GIVEN PROBLEM: Which lines hold the string "this"? Copy every one of them.

Data entries
※

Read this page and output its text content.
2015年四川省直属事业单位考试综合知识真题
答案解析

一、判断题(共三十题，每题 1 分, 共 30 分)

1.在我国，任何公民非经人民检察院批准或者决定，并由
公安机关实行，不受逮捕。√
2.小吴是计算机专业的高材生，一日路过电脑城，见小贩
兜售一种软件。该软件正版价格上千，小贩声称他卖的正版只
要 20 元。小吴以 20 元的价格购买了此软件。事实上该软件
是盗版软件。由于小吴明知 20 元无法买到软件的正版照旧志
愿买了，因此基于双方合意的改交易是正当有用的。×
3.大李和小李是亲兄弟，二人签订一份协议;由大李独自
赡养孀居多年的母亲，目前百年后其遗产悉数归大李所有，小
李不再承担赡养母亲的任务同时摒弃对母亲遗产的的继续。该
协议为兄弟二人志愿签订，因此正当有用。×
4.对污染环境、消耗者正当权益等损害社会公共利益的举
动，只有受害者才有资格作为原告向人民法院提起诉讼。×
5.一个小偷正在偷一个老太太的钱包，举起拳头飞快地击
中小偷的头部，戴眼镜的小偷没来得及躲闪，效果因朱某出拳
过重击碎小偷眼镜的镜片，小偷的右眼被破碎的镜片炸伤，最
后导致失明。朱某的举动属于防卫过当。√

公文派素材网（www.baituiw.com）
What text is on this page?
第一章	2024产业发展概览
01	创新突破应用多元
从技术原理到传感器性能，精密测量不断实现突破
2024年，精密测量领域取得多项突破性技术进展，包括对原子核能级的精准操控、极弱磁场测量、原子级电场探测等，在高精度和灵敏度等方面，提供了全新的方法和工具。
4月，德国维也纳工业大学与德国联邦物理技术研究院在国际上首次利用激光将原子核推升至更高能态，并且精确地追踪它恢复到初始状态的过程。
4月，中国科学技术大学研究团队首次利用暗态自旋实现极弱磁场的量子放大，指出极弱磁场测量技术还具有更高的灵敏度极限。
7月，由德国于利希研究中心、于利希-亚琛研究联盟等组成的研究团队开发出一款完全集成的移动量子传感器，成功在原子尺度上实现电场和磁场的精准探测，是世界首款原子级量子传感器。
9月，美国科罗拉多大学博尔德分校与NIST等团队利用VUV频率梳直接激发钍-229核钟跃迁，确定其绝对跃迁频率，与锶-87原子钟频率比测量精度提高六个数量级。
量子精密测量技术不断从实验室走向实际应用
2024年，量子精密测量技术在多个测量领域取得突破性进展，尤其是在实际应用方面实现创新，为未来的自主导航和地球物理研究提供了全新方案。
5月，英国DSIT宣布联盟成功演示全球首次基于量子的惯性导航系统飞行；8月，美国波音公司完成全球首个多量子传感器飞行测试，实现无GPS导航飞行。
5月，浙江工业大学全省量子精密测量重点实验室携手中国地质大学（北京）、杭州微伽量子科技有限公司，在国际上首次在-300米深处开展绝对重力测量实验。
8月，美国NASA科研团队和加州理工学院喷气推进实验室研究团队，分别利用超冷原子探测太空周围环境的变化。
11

※

SOLVED PROBLEM:
Read this page and output its text content.
What text is on this page?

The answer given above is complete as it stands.